▶ [Task objective] Check each line of the listing for the string "dụng", count the lines that have it, and answer with that number only.

▶ [Dataset content]

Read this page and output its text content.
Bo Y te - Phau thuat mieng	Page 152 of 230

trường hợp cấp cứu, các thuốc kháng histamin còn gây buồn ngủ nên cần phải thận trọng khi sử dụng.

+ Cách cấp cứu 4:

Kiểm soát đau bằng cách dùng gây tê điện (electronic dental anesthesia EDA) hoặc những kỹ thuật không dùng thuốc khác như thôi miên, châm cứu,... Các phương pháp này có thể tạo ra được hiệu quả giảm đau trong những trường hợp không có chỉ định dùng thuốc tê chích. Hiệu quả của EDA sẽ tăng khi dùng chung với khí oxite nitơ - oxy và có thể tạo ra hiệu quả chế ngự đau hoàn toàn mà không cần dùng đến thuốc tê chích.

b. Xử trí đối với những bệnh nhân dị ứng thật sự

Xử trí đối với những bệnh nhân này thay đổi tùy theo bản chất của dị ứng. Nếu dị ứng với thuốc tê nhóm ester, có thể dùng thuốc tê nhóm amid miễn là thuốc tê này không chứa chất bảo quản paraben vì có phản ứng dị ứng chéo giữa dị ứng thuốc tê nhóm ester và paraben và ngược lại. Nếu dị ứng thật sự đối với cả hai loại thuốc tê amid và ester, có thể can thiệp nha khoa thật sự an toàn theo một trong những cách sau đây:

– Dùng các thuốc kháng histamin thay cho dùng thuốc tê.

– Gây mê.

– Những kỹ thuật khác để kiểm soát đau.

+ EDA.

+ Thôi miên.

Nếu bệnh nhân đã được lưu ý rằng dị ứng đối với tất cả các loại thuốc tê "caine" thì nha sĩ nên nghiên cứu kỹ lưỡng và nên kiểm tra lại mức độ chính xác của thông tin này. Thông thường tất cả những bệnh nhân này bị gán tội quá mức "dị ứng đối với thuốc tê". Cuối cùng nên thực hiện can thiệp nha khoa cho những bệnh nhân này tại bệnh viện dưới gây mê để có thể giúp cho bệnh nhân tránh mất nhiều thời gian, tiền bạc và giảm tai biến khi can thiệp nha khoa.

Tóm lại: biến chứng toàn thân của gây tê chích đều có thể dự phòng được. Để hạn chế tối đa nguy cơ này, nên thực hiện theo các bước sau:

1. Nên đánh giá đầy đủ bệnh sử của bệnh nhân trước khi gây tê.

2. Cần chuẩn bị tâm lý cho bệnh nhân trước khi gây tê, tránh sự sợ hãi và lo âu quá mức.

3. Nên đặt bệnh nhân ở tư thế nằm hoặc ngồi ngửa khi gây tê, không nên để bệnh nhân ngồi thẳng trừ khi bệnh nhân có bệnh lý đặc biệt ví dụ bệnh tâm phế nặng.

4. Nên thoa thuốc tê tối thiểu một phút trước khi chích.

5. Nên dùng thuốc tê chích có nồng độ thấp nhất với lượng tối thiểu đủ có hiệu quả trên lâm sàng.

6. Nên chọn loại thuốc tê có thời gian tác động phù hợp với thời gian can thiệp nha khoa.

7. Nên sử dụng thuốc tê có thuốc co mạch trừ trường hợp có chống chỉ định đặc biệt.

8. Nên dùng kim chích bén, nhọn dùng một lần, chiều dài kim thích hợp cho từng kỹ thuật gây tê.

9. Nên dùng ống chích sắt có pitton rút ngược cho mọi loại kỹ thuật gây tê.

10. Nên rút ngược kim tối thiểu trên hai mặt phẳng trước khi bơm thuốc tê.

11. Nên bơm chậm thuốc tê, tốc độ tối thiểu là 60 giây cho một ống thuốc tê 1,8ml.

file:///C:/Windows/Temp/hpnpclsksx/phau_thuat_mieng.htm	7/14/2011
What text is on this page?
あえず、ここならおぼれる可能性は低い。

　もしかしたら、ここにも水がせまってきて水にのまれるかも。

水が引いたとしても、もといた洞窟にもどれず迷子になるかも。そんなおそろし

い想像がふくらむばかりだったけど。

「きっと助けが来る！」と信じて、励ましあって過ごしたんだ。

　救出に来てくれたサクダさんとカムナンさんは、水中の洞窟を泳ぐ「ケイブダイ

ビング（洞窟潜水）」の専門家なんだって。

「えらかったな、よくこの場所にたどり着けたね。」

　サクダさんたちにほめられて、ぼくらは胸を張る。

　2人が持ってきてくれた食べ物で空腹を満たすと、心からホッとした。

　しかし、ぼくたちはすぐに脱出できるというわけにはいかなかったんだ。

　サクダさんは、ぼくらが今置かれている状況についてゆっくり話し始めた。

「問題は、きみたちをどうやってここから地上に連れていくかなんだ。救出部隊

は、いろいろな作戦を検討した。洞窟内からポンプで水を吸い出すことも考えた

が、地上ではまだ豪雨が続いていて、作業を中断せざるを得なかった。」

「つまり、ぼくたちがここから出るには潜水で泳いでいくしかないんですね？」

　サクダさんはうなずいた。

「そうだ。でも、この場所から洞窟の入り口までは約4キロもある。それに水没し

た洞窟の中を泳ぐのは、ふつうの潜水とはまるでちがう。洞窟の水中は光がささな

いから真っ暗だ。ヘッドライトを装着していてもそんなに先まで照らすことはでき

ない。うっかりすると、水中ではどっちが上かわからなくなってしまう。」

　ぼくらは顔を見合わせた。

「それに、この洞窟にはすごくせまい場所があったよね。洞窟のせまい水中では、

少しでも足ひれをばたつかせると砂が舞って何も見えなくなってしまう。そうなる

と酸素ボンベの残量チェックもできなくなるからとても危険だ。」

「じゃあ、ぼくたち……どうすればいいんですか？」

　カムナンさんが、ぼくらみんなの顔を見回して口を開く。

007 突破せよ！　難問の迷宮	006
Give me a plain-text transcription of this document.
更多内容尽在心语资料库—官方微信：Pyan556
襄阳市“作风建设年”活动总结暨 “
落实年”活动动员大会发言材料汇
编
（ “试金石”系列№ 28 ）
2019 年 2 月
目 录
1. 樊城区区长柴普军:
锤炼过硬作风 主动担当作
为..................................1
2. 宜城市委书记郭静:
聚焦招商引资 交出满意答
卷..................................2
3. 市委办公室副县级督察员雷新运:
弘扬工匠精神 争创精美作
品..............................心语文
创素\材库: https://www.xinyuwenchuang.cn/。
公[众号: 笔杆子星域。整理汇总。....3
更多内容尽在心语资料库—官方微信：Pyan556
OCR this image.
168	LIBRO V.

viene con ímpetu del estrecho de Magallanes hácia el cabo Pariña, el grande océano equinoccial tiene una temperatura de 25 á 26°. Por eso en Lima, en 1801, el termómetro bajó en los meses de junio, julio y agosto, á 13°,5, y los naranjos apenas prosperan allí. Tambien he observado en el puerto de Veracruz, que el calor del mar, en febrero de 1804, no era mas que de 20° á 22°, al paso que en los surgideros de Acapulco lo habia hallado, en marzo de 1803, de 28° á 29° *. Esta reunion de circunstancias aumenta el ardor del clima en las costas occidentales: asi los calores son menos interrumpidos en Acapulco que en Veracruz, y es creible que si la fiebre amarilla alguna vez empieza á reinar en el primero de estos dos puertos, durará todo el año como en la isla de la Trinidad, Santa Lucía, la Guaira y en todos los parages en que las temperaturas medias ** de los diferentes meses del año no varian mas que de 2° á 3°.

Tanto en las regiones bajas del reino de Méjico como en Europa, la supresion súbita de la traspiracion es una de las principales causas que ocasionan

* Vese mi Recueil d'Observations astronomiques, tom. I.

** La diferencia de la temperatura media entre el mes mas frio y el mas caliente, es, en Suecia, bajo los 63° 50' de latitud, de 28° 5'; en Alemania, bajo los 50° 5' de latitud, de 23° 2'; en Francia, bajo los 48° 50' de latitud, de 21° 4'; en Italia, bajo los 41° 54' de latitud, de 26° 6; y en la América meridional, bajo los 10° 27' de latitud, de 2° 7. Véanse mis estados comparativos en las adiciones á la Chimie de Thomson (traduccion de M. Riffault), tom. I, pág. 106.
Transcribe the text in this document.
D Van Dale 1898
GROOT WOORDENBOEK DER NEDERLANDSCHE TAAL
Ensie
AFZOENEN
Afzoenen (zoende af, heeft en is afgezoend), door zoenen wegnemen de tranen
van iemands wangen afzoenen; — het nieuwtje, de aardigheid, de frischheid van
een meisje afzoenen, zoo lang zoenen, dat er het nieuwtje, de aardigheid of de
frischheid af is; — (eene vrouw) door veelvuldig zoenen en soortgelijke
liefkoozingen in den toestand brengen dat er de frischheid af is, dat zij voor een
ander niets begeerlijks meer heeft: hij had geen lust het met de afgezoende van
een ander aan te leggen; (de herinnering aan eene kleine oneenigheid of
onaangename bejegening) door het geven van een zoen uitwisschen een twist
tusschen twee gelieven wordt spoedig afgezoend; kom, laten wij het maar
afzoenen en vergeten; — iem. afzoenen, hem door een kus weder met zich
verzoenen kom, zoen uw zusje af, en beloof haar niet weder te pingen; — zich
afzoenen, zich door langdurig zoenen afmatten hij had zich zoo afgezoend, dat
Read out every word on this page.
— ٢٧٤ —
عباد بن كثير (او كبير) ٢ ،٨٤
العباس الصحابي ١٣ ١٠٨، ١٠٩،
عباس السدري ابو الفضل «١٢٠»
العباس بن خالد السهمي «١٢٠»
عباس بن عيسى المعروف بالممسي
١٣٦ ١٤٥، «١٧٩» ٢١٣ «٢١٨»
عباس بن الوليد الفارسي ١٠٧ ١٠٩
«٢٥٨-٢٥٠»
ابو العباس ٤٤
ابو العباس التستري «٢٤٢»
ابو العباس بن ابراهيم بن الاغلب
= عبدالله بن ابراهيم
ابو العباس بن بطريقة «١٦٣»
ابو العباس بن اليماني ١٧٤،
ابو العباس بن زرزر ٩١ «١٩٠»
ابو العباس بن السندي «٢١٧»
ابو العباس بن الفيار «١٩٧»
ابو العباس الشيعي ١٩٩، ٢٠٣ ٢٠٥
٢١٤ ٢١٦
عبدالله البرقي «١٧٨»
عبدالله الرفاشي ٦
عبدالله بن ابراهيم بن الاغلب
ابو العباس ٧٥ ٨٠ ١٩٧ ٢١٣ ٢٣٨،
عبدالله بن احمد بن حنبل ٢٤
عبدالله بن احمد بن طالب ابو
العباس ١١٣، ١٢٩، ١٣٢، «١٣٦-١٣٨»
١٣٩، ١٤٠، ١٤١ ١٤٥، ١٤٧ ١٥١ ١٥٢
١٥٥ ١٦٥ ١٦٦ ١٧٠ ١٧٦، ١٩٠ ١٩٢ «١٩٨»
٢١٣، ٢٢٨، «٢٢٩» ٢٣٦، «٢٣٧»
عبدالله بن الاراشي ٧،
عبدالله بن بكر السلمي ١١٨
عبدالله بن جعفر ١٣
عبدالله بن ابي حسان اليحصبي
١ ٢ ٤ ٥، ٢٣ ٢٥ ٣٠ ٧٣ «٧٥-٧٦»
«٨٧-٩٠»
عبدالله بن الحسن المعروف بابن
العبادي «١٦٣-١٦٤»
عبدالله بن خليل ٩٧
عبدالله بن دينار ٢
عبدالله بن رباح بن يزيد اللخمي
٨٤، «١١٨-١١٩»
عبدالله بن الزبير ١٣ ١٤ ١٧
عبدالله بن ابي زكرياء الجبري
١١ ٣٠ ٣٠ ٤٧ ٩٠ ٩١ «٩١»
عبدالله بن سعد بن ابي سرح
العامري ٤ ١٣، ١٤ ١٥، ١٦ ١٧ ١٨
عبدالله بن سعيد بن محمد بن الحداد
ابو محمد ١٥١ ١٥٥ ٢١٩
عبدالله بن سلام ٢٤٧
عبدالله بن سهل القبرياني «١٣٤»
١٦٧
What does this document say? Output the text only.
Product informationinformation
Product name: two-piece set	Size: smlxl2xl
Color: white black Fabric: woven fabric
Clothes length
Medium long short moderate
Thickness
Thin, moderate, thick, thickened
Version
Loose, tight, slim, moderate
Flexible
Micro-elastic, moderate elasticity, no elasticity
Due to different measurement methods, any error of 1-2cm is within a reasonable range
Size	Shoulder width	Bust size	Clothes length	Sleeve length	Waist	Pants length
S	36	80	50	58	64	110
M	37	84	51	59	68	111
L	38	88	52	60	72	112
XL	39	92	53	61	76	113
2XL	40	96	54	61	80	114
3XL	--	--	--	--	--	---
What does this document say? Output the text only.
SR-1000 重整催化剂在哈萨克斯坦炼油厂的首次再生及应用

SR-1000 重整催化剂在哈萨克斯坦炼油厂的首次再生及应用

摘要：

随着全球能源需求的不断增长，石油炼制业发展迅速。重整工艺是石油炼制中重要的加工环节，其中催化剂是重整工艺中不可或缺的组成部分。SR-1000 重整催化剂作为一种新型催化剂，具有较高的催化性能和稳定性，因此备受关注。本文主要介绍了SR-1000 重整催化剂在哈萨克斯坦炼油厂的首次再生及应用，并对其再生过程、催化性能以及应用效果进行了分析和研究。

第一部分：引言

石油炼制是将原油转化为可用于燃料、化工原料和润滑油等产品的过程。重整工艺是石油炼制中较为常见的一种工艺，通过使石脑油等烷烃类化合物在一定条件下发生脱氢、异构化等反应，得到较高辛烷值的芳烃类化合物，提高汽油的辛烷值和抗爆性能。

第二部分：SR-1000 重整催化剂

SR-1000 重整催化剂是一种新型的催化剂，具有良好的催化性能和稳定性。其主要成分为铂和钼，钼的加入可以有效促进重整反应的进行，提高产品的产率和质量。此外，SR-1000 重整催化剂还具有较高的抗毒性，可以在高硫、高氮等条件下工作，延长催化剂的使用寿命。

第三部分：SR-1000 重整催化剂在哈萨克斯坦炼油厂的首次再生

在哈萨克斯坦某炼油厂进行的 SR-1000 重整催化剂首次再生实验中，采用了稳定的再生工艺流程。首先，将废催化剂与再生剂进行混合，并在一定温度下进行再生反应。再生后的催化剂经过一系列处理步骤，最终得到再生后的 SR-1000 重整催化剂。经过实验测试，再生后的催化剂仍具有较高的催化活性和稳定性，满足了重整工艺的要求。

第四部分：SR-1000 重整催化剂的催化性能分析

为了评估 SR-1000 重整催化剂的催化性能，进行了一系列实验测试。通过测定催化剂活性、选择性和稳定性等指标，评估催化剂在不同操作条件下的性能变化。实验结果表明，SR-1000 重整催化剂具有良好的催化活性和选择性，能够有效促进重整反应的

▶ [Exercise solution] 2